(Dataset entries on figures)
= = = = = = =

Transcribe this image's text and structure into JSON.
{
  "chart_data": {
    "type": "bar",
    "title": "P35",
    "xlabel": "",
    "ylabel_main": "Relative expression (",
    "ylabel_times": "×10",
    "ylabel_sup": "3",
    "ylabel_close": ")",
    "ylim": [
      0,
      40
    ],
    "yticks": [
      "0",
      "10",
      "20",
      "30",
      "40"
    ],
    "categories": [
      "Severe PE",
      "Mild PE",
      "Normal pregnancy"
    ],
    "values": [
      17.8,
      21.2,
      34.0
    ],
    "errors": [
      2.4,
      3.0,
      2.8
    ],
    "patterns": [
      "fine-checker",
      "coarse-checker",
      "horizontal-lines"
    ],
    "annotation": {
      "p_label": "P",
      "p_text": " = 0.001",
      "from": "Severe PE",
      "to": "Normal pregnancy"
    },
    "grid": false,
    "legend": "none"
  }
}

= = = = = = =

## What is asked
The records above should be restated word for word, please.

## Full solution
Transcribe this image's text and structure into JSON.
{
  "chart_data": {
    "type": "bar",
    "title": "P35",
    "xlabel": "",
    "ylabel_main": "Relative expression (",
    "ylabel_times": "×10",
    "ylabel_sup": "3",
    "ylabel_close": ")",
    "ylim": [
      0,
      40
    ],
    "yticks": [
      "0",
      "10",
      "20",
      "30",
      "40"
    ],
    "categories": [
      "Severe PE",
      "Mild PE",
      "Normal pregnancy"
    ],
    "values": [
      17.8,
      21.2,
      34.0
    ],
    "errors": [
      2.4,
      3.0,
      2.8
    ],
    "patterns": [
      "fine-checker",
      "coarse-checker",
      "horizontal-lines"
    ],
    "annotation": {
      "p_label": "P",
      "p_text": " = 0.001",
      "from": "Severe PE",
      "to": "Normal pregnancy"
    },
    "grid": false,
    "legend": "none"
  }
}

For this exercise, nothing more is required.